Stored data entries:
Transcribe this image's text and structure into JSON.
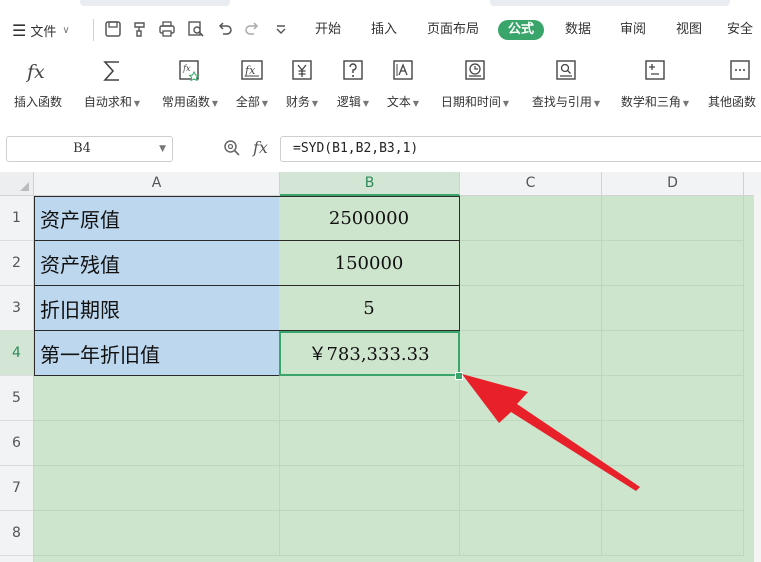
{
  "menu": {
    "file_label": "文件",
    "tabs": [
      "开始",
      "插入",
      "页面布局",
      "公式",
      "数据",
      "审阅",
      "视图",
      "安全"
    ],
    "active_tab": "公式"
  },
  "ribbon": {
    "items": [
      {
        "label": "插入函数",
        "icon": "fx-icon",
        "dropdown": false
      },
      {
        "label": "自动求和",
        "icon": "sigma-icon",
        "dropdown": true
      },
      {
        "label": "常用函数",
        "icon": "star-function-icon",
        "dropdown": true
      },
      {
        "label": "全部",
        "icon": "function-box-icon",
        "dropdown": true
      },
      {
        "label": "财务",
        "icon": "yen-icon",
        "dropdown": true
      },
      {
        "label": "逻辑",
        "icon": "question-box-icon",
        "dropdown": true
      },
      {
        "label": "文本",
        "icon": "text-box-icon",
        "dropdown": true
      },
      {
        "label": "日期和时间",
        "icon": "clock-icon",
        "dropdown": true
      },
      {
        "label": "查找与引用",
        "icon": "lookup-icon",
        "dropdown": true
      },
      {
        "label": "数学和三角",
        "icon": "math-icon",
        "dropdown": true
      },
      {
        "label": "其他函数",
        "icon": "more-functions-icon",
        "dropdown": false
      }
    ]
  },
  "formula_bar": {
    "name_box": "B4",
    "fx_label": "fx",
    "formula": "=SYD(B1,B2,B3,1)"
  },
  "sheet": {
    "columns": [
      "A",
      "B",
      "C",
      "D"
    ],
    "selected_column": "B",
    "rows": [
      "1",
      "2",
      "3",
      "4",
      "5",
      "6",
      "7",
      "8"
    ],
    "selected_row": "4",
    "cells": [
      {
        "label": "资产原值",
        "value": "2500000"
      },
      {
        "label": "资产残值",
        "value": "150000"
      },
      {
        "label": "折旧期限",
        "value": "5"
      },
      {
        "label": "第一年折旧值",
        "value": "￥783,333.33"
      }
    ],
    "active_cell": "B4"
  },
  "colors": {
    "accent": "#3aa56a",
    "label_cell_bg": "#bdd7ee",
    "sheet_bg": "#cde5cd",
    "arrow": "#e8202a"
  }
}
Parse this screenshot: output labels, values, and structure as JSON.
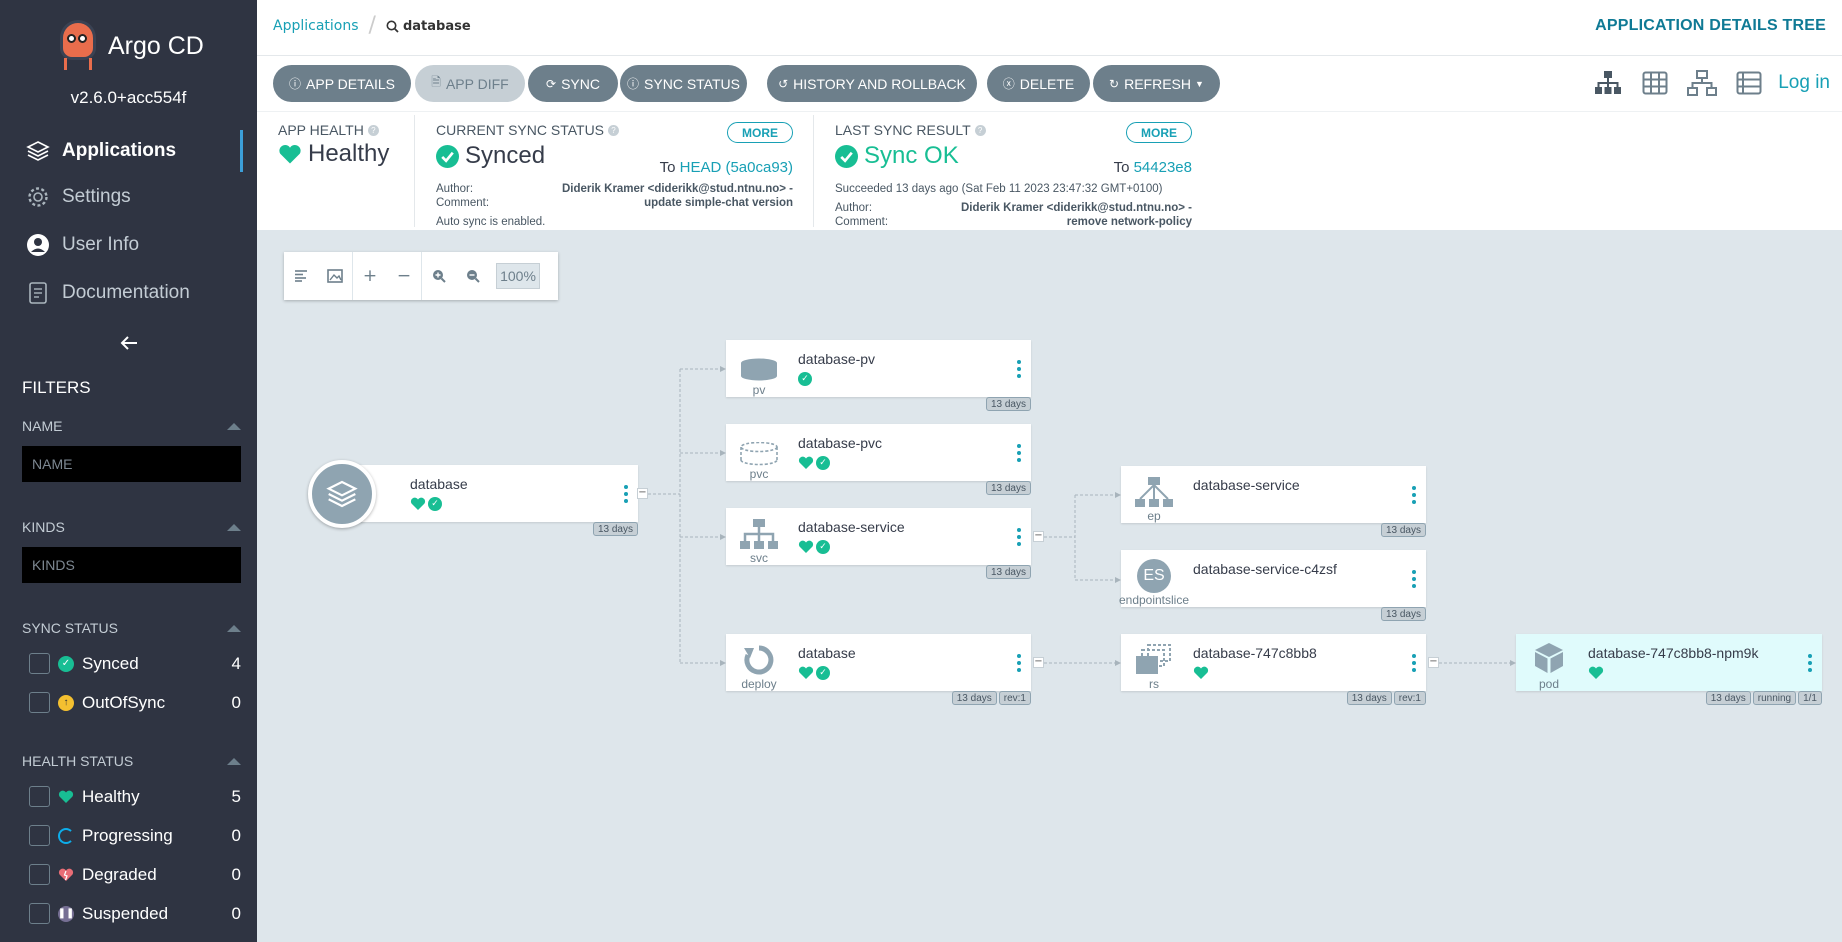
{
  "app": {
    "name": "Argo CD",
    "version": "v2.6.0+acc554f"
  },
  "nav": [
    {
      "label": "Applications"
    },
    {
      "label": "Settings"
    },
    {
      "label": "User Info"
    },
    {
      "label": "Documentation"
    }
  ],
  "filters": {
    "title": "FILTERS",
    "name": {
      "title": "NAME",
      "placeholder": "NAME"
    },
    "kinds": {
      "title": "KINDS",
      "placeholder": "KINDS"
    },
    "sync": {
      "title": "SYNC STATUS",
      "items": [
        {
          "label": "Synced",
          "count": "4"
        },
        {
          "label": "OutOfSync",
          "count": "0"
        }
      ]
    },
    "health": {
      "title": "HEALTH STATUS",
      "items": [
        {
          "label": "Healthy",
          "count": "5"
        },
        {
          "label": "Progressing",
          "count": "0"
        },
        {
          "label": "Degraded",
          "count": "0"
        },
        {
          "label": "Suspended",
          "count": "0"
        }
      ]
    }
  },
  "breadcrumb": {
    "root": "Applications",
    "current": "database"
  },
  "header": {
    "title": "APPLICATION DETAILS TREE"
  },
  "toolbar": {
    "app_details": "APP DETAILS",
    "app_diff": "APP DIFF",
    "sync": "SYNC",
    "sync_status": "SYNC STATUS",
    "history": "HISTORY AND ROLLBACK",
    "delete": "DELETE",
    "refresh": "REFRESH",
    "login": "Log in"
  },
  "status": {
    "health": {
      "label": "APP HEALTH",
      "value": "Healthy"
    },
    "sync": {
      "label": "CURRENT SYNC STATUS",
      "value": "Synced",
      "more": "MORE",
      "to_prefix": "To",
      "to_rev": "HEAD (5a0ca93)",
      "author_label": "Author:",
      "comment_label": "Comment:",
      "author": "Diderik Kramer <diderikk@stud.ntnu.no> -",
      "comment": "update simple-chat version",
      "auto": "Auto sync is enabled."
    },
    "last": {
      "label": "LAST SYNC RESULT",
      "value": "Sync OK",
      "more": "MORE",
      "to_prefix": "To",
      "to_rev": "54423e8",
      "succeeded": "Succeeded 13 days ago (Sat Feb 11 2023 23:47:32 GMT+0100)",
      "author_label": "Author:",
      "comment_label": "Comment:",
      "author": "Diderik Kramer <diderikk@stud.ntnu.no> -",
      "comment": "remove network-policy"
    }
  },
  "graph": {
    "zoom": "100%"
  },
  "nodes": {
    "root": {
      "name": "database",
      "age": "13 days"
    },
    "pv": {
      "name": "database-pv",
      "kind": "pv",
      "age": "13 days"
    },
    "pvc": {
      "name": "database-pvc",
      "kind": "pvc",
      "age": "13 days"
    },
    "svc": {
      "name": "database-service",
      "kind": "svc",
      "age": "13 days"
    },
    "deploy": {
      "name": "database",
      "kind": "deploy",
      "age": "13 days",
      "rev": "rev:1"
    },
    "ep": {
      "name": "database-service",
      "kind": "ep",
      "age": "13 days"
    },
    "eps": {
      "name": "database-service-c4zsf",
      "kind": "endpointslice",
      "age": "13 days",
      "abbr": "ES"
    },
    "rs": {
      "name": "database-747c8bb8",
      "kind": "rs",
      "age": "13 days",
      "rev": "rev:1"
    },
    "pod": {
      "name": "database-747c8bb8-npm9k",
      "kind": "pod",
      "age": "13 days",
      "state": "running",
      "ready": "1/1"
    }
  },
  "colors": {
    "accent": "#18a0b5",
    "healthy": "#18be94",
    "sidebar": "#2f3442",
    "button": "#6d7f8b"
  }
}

---

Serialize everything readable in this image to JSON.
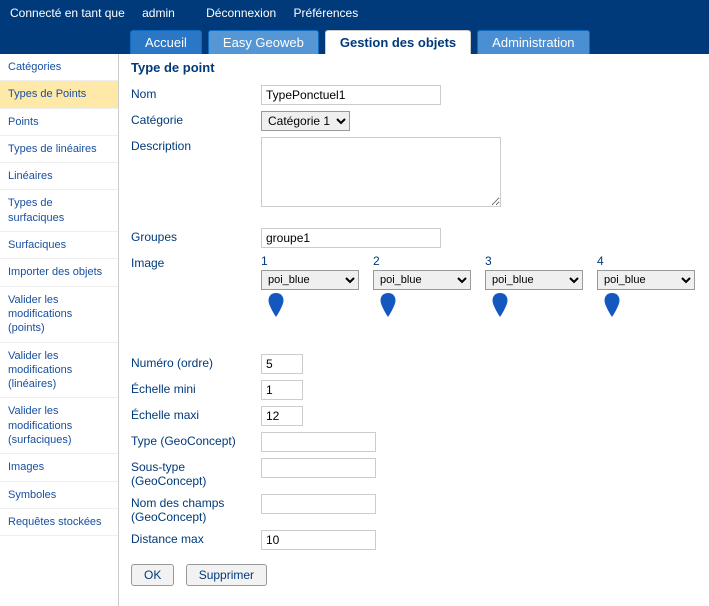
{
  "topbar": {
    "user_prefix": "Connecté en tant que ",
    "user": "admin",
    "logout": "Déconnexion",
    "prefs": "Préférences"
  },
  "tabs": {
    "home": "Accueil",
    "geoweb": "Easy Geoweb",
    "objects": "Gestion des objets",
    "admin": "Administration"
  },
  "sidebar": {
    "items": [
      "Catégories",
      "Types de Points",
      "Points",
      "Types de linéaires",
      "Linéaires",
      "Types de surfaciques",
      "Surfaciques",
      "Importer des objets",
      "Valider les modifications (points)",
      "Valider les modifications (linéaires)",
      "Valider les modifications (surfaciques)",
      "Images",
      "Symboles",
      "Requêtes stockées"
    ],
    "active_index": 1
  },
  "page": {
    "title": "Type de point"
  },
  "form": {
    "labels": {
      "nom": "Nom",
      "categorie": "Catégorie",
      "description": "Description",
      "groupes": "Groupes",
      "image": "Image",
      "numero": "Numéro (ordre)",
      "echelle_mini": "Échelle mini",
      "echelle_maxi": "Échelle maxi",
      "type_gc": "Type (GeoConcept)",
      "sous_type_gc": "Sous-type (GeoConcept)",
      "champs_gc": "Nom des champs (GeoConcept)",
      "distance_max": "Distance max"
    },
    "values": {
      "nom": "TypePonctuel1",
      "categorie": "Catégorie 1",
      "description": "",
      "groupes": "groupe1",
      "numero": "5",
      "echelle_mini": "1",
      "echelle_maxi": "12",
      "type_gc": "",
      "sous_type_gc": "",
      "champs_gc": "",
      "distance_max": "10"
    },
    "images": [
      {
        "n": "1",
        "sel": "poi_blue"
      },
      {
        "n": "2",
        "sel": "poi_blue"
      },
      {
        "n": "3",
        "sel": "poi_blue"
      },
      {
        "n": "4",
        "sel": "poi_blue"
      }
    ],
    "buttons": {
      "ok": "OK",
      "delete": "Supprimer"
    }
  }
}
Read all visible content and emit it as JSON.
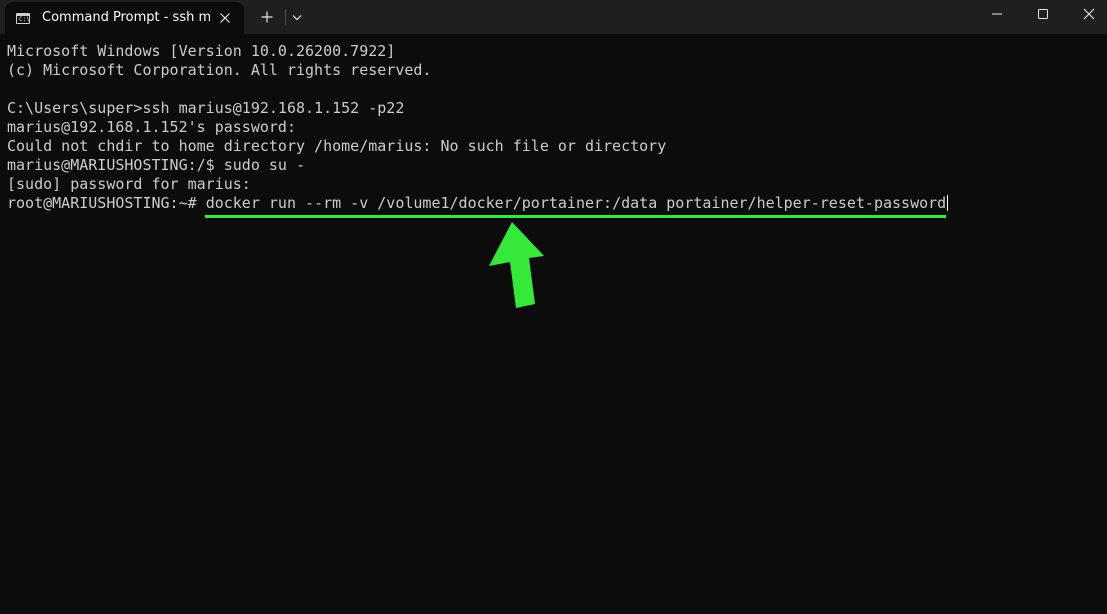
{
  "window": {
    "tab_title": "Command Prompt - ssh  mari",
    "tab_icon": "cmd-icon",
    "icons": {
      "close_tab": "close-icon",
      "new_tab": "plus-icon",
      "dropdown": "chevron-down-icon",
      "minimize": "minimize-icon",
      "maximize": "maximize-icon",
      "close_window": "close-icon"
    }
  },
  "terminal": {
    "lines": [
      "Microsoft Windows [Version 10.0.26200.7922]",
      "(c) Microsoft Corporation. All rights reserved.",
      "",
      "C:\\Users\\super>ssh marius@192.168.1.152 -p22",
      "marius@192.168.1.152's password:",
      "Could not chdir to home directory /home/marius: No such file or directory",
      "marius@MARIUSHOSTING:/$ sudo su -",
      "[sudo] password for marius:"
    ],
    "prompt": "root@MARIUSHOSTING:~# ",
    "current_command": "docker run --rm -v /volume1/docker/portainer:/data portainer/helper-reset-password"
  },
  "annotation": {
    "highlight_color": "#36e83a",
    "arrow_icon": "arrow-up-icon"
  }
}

--

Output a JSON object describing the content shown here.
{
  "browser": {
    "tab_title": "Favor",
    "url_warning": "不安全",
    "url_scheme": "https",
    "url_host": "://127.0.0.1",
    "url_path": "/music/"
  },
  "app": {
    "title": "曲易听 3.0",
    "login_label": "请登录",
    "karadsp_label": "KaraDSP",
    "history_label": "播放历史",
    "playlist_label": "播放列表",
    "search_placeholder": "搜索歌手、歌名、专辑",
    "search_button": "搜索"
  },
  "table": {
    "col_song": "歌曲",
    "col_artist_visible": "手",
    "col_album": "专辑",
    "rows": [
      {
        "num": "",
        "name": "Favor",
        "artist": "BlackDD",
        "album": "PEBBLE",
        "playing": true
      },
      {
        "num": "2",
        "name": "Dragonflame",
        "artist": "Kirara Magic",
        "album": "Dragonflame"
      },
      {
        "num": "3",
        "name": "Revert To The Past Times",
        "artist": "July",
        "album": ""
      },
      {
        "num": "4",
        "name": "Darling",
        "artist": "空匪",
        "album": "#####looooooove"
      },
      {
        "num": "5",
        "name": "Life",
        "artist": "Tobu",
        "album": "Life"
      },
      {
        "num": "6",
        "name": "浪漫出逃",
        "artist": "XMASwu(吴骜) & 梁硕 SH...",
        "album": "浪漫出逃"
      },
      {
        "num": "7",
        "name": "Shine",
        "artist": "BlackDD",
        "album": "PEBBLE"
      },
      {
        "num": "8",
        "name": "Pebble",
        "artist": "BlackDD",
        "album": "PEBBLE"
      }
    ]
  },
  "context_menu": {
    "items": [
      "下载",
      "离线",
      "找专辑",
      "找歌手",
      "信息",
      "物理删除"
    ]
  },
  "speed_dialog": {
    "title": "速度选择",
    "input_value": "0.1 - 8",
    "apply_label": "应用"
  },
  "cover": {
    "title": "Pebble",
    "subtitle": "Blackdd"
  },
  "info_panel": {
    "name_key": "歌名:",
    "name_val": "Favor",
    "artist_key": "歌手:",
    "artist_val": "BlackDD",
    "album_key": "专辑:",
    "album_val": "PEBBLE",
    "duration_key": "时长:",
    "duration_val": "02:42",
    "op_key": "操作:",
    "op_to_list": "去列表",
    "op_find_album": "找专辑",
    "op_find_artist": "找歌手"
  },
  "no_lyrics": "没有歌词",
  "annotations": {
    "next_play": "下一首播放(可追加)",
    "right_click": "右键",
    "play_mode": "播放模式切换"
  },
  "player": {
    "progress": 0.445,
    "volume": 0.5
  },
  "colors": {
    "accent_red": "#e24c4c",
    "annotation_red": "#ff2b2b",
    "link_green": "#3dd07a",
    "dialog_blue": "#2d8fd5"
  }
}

■ Work to be completed ■
In the listing above, find each line with the word "Favor" and copy it.

■ The answer ■
    "tab_title": "Favor",
        "name": "Favor",
    "name_val": "Favor",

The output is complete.